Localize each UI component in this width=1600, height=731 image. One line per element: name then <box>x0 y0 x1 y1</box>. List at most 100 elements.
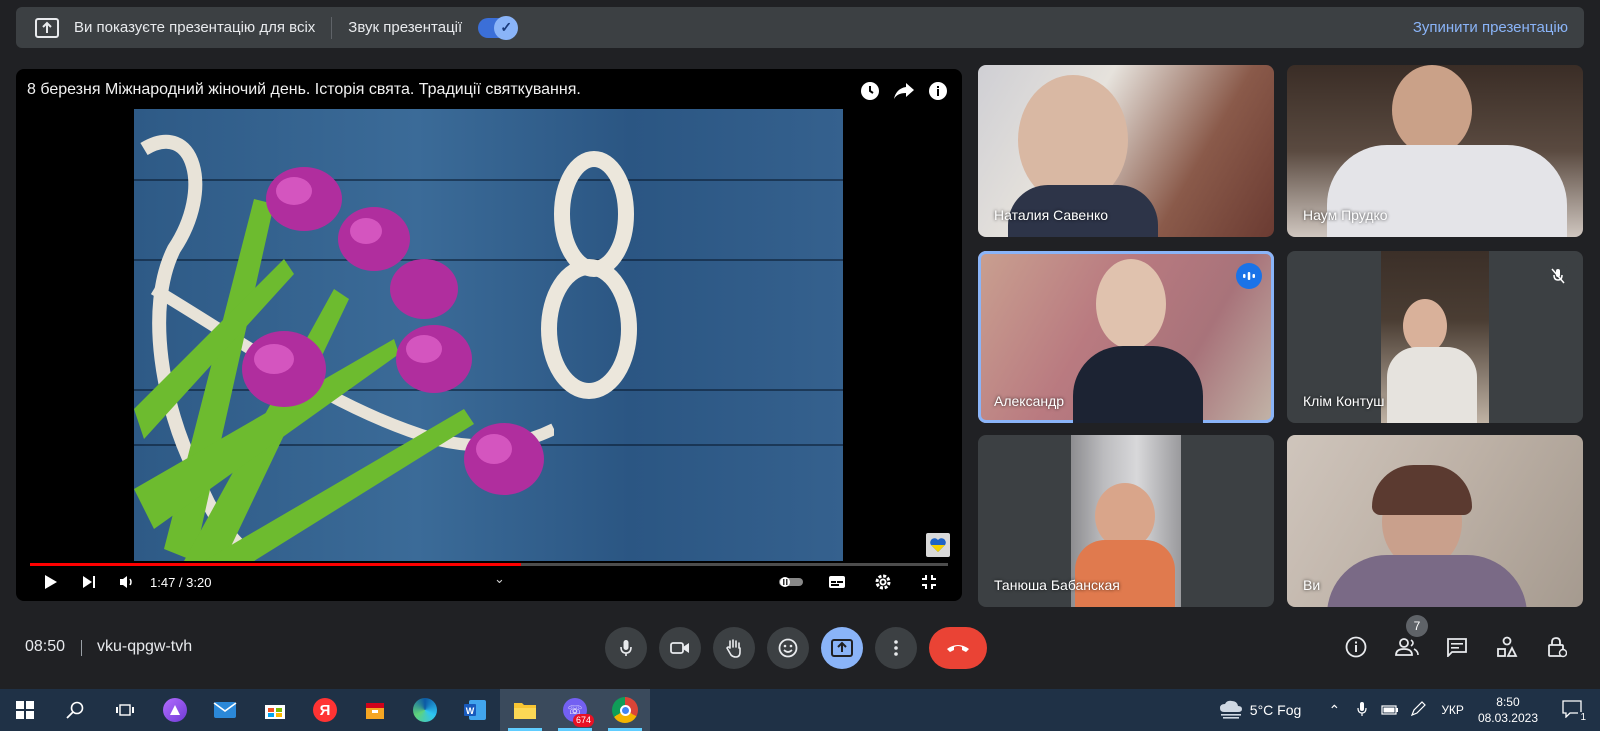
participant-tile[interactable]: Ви <box>1287 435 1583 607</box>
viber-icon[interactable]: ☏ 674 <box>550 689 600 731</box>
divider <box>81 640 82 656</box>
meeting-code: vku-qpgw-tvh <box>97 638 193 655</box>
camera-icon <box>670 642 689 654</box>
participant-name: Ви <box>1303 577 1321 593</box>
pen-icon[interactable] <box>1407 700 1429 720</box>
word-icon[interactable]: W <box>450 689 500 731</box>
notifications-icon[interactable]: 1 <box>1562 699 1588 723</box>
participant-video <box>1381 251 1489 423</box>
participant-name: Наум Прудко <box>1303 207 1388 223</box>
windows-start-icon[interactable] <box>0 689 50 731</box>
hand-icon <box>726 639 741 658</box>
viber-unread-badge: 674 <box>572 714 594 727</box>
meeting-clock: 08:50 <box>25 638 66 655</box>
share-icon[interactable] <box>892 79 916 103</box>
volume-icon[interactable] <box>112 569 142 595</box>
chrome-icon[interactable] <box>600 689 650 731</box>
edge-browser-icon[interactable] <box>400 689 450 731</box>
host-controls-lock-icon[interactable] <box>1543 633 1571 661</box>
presentation-sound-label: Звук презентації <box>348 19 463 36</box>
svg-text:W: W <box>466 706 475 716</box>
participant-tile[interactable]: Александр <box>978 251 1274 423</box>
settings-gear-icon[interactable] <box>868 569 898 595</box>
tray-time: 8:50 <box>1496 695 1520 709</box>
presenting-message: Ви показуєте презентацію для всіх <box>74 19 316 36</box>
autoplay-toggle[interactable] <box>776 569 806 595</box>
date-time[interactable]: 8:50 08.03.2023 <box>1478 694 1538 726</box>
search-icon[interactable] <box>50 689 100 731</box>
present-screen-icon <box>831 639 853 657</box>
people-icon[interactable] <box>1393 633 1421 661</box>
rope-figure-eight <box>541 151 637 399</box>
participant-tile[interactable]: Клім Контуш <box>1287 251 1583 423</box>
participant-name: Александр <box>994 393 1065 409</box>
alice-assistant-icon[interactable] <box>150 689 200 731</box>
battery-icon[interactable] <box>1379 702 1401 718</box>
video-player[interactable]: 8 березня Міжнародний жіночий день. Істо… <box>16 69 962 601</box>
presentation-sound-toggle[interactable]: ✓ <box>478 15 519 40</box>
tray-date: 08.03.2023 <box>1477 711 1538 725</box>
smiley-icon <box>778 638 798 658</box>
video-progress-fill <box>30 563 522 566</box>
leave-call-button[interactable] <box>929 627 987 669</box>
more-options-button[interactable] <box>875 627 917 669</box>
weather-widget[interactable]: 5°C Fog <box>1218 700 1302 720</box>
check-icon: ✓ <box>494 15 519 40</box>
weather-text: 5°C Fog <box>1249 702 1302 718</box>
yandex-browser-icon[interactable]: Я <box>300 689 350 731</box>
microphone-tray-icon[interactable] <box>1351 701 1373 720</box>
player-top-icons <box>858 79 950 103</box>
video-time: 1:47 / 3:20 <box>150 574 212 590</box>
participant-name: Наталия Савенко <box>994 207 1109 223</box>
tulips-image <box>134 135 554 561</box>
participant-tile[interactable]: Наталия Савенко <box>978 65 1274 237</box>
raise-hand-button[interactable] <box>713 627 755 669</box>
chat-icon[interactable] <box>1443 633 1471 661</box>
activities-icon[interactable] <box>1493 633 1521 661</box>
microsoft-store-icon[interactable] <box>250 689 300 731</box>
chevron-up-icon[interactable]: ⌃ <box>1323 702 1345 719</box>
exit-fullscreen-icon[interactable] <box>914 569 944 595</box>
chevron-down-icon[interactable]: ⌄ <box>494 571 505 587</box>
video-title[interactable]: 8 березня Міжнародний жіночий день. Істо… <box>27 81 581 99</box>
participant-tile[interactable]: Наум Прудко <box>1287 65 1583 237</box>
watch-later-clock-icon[interactable] <box>858 79 882 103</box>
task-view-icon[interactable] <box>100 689 150 731</box>
present-now-button[interactable] <box>821 627 863 669</box>
video-progress-bar[interactable] <box>30 563 948 566</box>
next-icon[interactable] <box>74 569 104 595</box>
participant-video <box>1096 259 1166 349</box>
windows-taskbar: Я W ☏ 674 5°C Fog ⌃ УКР 8:50 08.03.2023 … <box>0 689 1600 731</box>
more-vertical-icon <box>894 640 898 656</box>
player-controls: 1:47 / 3:20 ⌄ <box>36 569 952 595</box>
presentation-banner: Ви показуєте презентацію для всіх Звук п… <box>16 7 1584 48</box>
mic-muted-icon <box>1545 263 1571 289</box>
camera-button[interactable] <box>659 627 701 669</box>
fog-cloud-icon <box>1219 700 1242 719</box>
divider <box>331 16 333 39</box>
system-tray: 5°C Fog ⌃ УКР 8:50 08.03.2023 1 <box>1218 689 1600 731</box>
notification-count: 1 <box>1578 711 1588 723</box>
present-screen-icon <box>34 17 60 39</box>
archive-app-icon[interactable] <box>350 689 400 731</box>
play-icon[interactable] <box>36 569 66 595</box>
meeting-controls-bar: 08:50 vku-qpgw-tvh 7 <box>0 615 1600 674</box>
speaking-indicator-icon <box>1236 263 1262 289</box>
meeting-details-icon[interactable] <box>1342 633 1370 661</box>
ukraine-heart-badge <box>926 533 950 557</box>
participant-name: Клім Контуш <box>1303 393 1385 409</box>
info-icon[interactable] <box>926 79 950 103</box>
participant-video <box>1392 65 1472 155</box>
participant-name: Танюша Бабанская <box>994 577 1120 593</box>
video-frame <box>134 109 843 561</box>
input-language[interactable]: УКР <box>1441 703 1464 717</box>
emoji-reaction-button[interactable] <box>767 627 809 669</box>
mail-icon[interactable] <box>200 689 250 731</box>
subtitles-icon[interactable] <box>822 569 852 595</box>
file-explorer-icon[interactable] <box>500 689 550 731</box>
stop-presenting-button[interactable]: Зупинити презентацію <box>1413 19 1568 36</box>
microphone-icon <box>620 640 632 656</box>
participant-tile[interactable]: Танюша Бабанская <box>978 435 1274 607</box>
microphone-button[interactable] <box>605 627 647 669</box>
hang-up-icon <box>947 645 969 652</box>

□ □ □ □

**Set exercise**
Set down every line of the material above word for word, leaving out the pictures.

**Written answer**
Localize each UI component in this width=1600, height=731 image. One line per element: name then <box>x0 y0 x1 y1</box>. List at most 100 elements.
participant-tile[interactable]: Ви <box>1287 435 1583 607</box>
viber-icon[interactable]: ☏ 674 <box>550 689 600 731</box>
divider <box>81 640 82 656</box>
meeting-code: vku-qpgw-tvh <box>97 638 193 655</box>
camera-icon <box>670 642 689 654</box>
participant-name: Ви <box>1303 577 1321 593</box>
pen-icon[interactable] <box>1407 700 1429 720</box>
word-icon[interactable]: W <box>450 689 500 731</box>
notifications-icon[interactable]: 1 <box>1562 699 1588 723</box>
participant-video <box>1381 251 1489 423</box>
participant-name: Наум Прудко <box>1303 207 1388 223</box>
windows-start-icon[interactable] <box>0 689 50 731</box>
hand-icon <box>726 639 741 658</box>
viber-unread-badge: 674 <box>572 714 594 727</box>
meeting-clock: 08:50 <box>25 638 66 655</box>
share-icon[interactable] <box>892 79 916 103</box>
volume-icon[interactable] <box>112 569 142 595</box>
chrome-icon[interactable] <box>600 689 650 731</box>
edge-browser-icon[interactable] <box>400 689 450 731</box>
host-controls-lock-icon[interactable] <box>1543 633 1571 661</box>
presentation-sound-label: Звук презентації <box>348 19 463 36</box>
svg-text:W: W <box>466 706 475 716</box>
participant-tile[interactable]: Александр <box>978 251 1274 423</box>
settings-gear-icon[interactable] <box>868 569 898 595</box>
tray-time: 8:50 <box>1496 695 1520 709</box>
presenting-message: Ви показуєте презентацію для всіх <box>74 19 316 36</box>
autoplay-toggle[interactable] <box>776 569 806 595</box>
date-time[interactable]: 8:50 08.03.2023 <box>1478 694 1538 726</box>
search-icon[interactable] <box>50 689 100 731</box>
present-screen-icon <box>831 639 853 657</box>
people-icon[interactable] <box>1393 633 1421 661</box>
rope-figure-eight <box>541 151 637 399</box>
participant-tile[interactable]: Клім Контуш <box>1287 251 1583 423</box>
participant-name: Александр <box>994 393 1065 409</box>
alice-assistant-icon[interactable] <box>150 689 200 731</box>
battery-icon[interactable] <box>1379 702 1401 718</box>
video-player[interactable]: 8 березня Міжнародний жіночий день. Істо… <box>16 69 962 601</box>
presentation-sound-toggle[interactable]: ✓ <box>478 15 519 40</box>
tray-date: 08.03.2023 <box>1477 711 1538 725</box>
smiley-icon <box>778 638 798 658</box>
video-progress-fill <box>30 563 522 566</box>
leave-call-button[interactable] <box>929 627 987 669</box>
more-options-button[interactable] <box>875 627 917 669</box>
weather-widget[interactable]: 5°C Fog <box>1218 700 1302 720</box>
check-icon: ✓ <box>494 15 519 40</box>
weather-text: 5°C Fog <box>1249 702 1302 718</box>
yandex-browser-icon[interactable]: Я <box>300 689 350 731</box>
microphone-tray-icon[interactable] <box>1351 701 1373 720</box>
player-top-icons <box>858 79 950 103</box>
video-time: 1:47 / 3:20 <box>150 574 212 590</box>
participant-name: Наталия Савенко <box>994 207 1109 223</box>
tulips-image <box>134 135 554 561</box>
participant-tile[interactable]: Наталия Савенко <box>978 65 1274 237</box>
raise-hand-button[interactable] <box>713 627 755 669</box>
chat-icon[interactable] <box>1443 633 1471 661</box>
activities-icon[interactable] <box>1493 633 1521 661</box>
microsoft-store-icon[interactable] <box>250 689 300 731</box>
chevron-up-icon[interactable]: ⌃ <box>1323 702 1345 719</box>
exit-fullscreen-icon[interactable] <box>914 569 944 595</box>
chevron-down-icon[interactable]: ⌄ <box>494 571 505 587</box>
video-title[interactable]: 8 березня Міжнародний жіночий день. Істо… <box>27 81 581 99</box>
participant-tile[interactable]: Наум Прудко <box>1287 65 1583 237</box>
watch-later-clock-icon[interactable] <box>858 79 882 103</box>
task-view-icon[interactable] <box>100 689 150 731</box>
present-now-button[interactable] <box>821 627 863 669</box>
video-progress-bar[interactable] <box>30 563 948 566</box>
next-icon[interactable] <box>74 569 104 595</box>
participant-video <box>1096 259 1166 349</box>
windows-taskbar: Я W ☏ 674 5°C Fog ⌃ УКР 8:50 08.03.2023 … <box>0 689 1600 731</box>
more-vertical-icon <box>894 640 898 656</box>
player-controls: 1:47 / 3:20 ⌄ <box>36 569 952 595</box>
presentation-banner: Ви показуєте презентацію для всіх Звук п… <box>16 7 1584 48</box>
mic-muted-icon <box>1545 263 1571 289</box>
camera-button[interactable] <box>659 627 701 669</box>
fog-cloud-icon <box>1219 700 1242 719</box>
divider <box>331 16 333 39</box>
system-tray: 5°C Fog ⌃ УКР 8:50 08.03.2023 1 <box>1218 689 1600 731</box>
notification-count: 1 <box>1578 711 1588 723</box>
present-screen-icon <box>34 17 60 39</box>
archive-app-icon[interactable] <box>350 689 400 731</box>
play-icon[interactable] <box>36 569 66 595</box>
meeting-controls-bar: 08:50 vku-qpgw-tvh 7 <box>0 615 1600 674</box>
speaking-indicator-icon <box>1236 263 1262 289</box>
meeting-details-icon[interactable] <box>1342 633 1370 661</box>
ukraine-heart-badge <box>926 533 950 557</box>
participant-name: Клім Контуш <box>1303 393 1385 409</box>
info-icon[interactable] <box>926 79 950 103</box>
participant-video <box>1392 65 1472 155</box>
participant-name: Танюша Бабанская <box>994 577 1120 593</box>
video-frame <box>134 109 843 561</box>
input-language[interactable]: УКР <box>1441 703 1464 717</box>
emoji-reaction-button[interactable] <box>767 627 809 669</box>
mail-icon[interactable] <box>200 689 250 731</box>
subtitles-icon[interactable] <box>822 569 852 595</box>
file-explorer-icon[interactable] <box>500 689 550 731</box>
stop-presenting-button[interactable]: Зупинити презентацію <box>1413 19 1568 36</box>
microphone-icon <box>620 640 632 656</box>
participant-tile[interactable]: Танюша Бабанская <box>978 435 1274 607</box>
microphone-button[interactable] <box>605 627 647 669</box>
hang-up-icon <box>947 645 969 652</box>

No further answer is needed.